EXERCISE OBJECTIVE: Give the listing below again in full, exactly as written.

[Start of EXTRACTED MATERIAL]

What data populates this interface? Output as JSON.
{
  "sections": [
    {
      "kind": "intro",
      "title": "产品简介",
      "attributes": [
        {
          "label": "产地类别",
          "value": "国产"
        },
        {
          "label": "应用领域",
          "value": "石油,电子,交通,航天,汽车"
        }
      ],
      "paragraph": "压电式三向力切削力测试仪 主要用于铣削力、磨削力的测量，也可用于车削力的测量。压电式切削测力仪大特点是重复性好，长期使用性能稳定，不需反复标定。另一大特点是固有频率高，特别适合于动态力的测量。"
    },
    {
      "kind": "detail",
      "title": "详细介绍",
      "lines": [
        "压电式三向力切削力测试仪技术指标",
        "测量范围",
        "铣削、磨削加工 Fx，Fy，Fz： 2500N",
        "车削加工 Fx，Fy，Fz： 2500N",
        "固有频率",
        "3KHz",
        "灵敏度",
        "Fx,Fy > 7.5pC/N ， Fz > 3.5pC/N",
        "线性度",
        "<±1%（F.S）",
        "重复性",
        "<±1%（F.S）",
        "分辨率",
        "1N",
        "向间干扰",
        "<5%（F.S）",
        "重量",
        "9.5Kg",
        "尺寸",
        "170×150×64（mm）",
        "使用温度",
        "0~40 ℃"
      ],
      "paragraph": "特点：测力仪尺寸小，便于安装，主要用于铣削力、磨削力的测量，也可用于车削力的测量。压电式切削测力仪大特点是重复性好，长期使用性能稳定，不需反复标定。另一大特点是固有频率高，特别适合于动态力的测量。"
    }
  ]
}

[End of EXTRACTED MATERIAL]

OUTPUT OF THE TASK:
What data populates this interface? Output as JSON.
{
  "sections": [
    {
      "kind": "intro",
      "title": "产品简介",
      "attributes": [
        {
          "label": "产地类别",
          "value": "国产"
        },
        {
          "label": "应用领域",
          "value": "石油,电子,交通,航天,汽车"
        }
      ],
      "paragraph": "压电式三向力切削力测试仪 主要用于铣削力、磨削力的测量，也可用于车削力的测量。压电式切削测力仪大特点是重复性好，长期使用性能稳定，不需反复标定。另一大特点是固有频率高，特别适合于动态力的测量。"
    },
    {
      "kind": "detail",
      "title": "详细介绍",
      "lines": [
        "压电式三向力切削力测试仪技术指标",
        "测量范围",
        "铣削、磨削加工 Fx，Fy，Fz： 2500N",
        "车削加工 Fx，Fy，Fz： 2500N",
        "固有频率",
        "3KHz",
        "灵敏度",
        "Fx,Fy > 7.5pC/N ， Fz > 3.5pC/N",
        "线性度",
        "<±1%（F.S）",
        "重复性",
        "<±1%（F.S）",
        "分辨率",
        "1N",
        "向间干扰",
        "<5%（F.S）",
        "重量",
        "9.5Kg",
        "尺寸",
        "170×150×64（mm）",
        "使用温度",
        "0~40 ℃"
      ],
      "paragraph": "特点：测力仪尺寸小，便于安装，主要用于铣削力、磨削力的测量，也可用于车削力的测量。压电式切削测力仪大特点是重复性好，长期使用性能稳定，不需反复标定。另一大特点是固有频率高，特别适合于动态力的测量。"
    }
  ]
}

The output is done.